+++ TEXTE D'ÉTUDE +++

Le marché de San Francisco est le plus dynamique avec une progression de +62 % du nombre des transactions (4.443), suivi par Los Angeles (+40 %, 3.138), Sydney (+29 %, 4.722), Miami (+27 %, 1.861), la Côte d’Azur (+27 %, estimation extrapolée de 350), New York (+22 %, 7.538), Londres (+20 %), Paris (+12 %, 1.864) et Toronto (+4 %, 4.858). Seul Hong Kong affiche un recul de -15 % de l’activité pour 7.274 opérations.

Cinq métropoles ont enregistré de nouveaux montants records par rapport à 2012 : Hong Kong avec une transaction de 83,8 millions $, suivie par Los Angeles (74,5 M$), Paris (59 M$), Sydney (51,8 M$) et Toronto (19,7 M$). La plus forte opération de l’année 2013, atteignant 101,5 M$, a été signée à Londres.

Les plus fortes hausses de prix ont été constatées à Los Angeles (+21,8 % par rapport à 2012), San Francisco (+17,2 %), Sydney (+13 %), Miami (+11,8 %), Hong Kong (+9,7 %), Londres (+8,2 %), New York (+7,6 %) et Toronto (+6,1 %). Une baisse de 10 % est rapportée pour les marchés de la Côte d’Azur et de Paris.

En moyenne, un bien immobilier de luxe s’est vendu plus vite en 2013 qu’en 2012 : en 39 jours contre 46 l’année précédente à Toronto, 71 jours à Los Angeles (au lieu de 133), 77 jours à New York (108) ou encore 104 à Londres (120). La tendance s’inverse à Paris, où la durée passe de 150 jours à 165 jours, à Hong Kong (185, soit 35 jours de plus) et sur la Côte d’Azur où les biens restent à vendre dix mois (300 jours) au lieu de neuf (270 jours) en 2012.

Les trois spots les plus populaires pour une résidence secondaire sont la Côte d’Azur (90 % des transactions), Londres (48 %) et Miami (45 %).

« Malgré l’information massivement véhiculée par les médias selon laquelle les investisseurs étrangers s’approprient les principaux biens, la clientèle locale ou nationale représente 58 % du marché de l’immobilier de luxe domestique » indique le rapport qui souligne aussi un rajeunissement des acquéreurs. Les individus nés après 1980, que l’on surnomment les « millennials », considèrent en particulier l’immobilier comme un véritable luxe expérientiel, explique Christie’s. « Pour cette catégorie, il ne s’agit pas seulement d’un investissement rassurant ou spéculatif, mais aussi d’une vraie source de satisfaction au quotidien » peut-on lire.

+++

TRAVAIL DEMANDÉ =
A – D'après le texte d'étude, dans quelle ville a été signée la plus forte opération de l'année 2013 ?
B – Pour chacune des affirmations suivantes, dites si elle concorde avec le texte d'étude : (i) Hong Kong est le seul marché où l'activité recule ; (ii) à Paris, les biens se sont vendus plus vite en 2013 qu'en 2012 ; (iii) la clientèle locale ou nationale représente 58 % du marché. Justifiez chaque réponse par une citation exacte du texte.
Les lignes ne sont pas nécessaires pour ce travail.

+++ INFORMATIONS EXTRAITES +++

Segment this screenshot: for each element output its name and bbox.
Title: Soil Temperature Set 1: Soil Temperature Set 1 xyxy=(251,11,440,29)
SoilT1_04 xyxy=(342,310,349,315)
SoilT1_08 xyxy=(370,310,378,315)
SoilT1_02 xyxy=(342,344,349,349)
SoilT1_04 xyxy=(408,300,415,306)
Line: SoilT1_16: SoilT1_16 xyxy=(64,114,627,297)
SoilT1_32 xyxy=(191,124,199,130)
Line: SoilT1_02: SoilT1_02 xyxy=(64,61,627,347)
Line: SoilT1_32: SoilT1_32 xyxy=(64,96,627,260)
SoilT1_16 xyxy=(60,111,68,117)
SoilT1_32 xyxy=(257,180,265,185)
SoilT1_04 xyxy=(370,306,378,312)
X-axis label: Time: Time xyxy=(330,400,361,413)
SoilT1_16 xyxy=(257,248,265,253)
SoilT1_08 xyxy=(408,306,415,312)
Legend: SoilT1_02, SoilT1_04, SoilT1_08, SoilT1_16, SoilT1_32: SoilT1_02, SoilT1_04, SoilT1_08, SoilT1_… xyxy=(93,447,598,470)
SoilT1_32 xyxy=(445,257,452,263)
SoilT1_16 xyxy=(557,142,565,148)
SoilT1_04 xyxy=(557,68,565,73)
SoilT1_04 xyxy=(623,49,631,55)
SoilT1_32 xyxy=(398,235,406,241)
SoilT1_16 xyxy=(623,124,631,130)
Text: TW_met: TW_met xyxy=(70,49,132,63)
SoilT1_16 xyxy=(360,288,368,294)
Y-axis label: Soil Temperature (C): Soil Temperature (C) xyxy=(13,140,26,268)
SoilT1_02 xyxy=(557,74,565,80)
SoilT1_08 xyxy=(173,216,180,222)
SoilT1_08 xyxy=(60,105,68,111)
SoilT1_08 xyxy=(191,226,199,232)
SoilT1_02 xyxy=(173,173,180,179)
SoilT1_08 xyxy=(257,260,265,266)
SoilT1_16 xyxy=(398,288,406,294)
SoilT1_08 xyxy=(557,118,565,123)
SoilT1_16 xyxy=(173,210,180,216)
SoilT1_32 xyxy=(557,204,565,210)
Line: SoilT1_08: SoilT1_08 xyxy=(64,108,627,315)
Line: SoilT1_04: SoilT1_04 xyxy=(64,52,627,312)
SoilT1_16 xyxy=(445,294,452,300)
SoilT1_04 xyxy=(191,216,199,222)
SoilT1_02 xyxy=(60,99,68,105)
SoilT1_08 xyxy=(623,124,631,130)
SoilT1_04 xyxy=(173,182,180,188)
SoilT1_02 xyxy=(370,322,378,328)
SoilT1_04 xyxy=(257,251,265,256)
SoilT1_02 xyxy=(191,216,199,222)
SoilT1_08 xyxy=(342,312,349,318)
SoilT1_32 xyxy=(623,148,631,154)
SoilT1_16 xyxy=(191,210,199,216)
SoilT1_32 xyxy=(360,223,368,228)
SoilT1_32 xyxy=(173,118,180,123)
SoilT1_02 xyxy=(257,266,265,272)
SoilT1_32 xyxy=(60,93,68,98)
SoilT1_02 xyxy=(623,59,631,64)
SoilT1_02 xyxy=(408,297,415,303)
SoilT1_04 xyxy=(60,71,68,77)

+++

RÉSULTATS PAR TÂCHE =
A – À Londres, pour un montant de 101,5 M$.

B –
(i) Oui : « Seul Hong Kong affiche un recul de -15 % de l’activité pour 7.274 opérations. »
(ii) Non : « La tendance s’inverse à Paris, où la durée passe de 150 jours à 165 jours »
(iii) Oui : « la clientèle locale ou nationale représente 58 % du marché de l’immobilier de luxe domestique »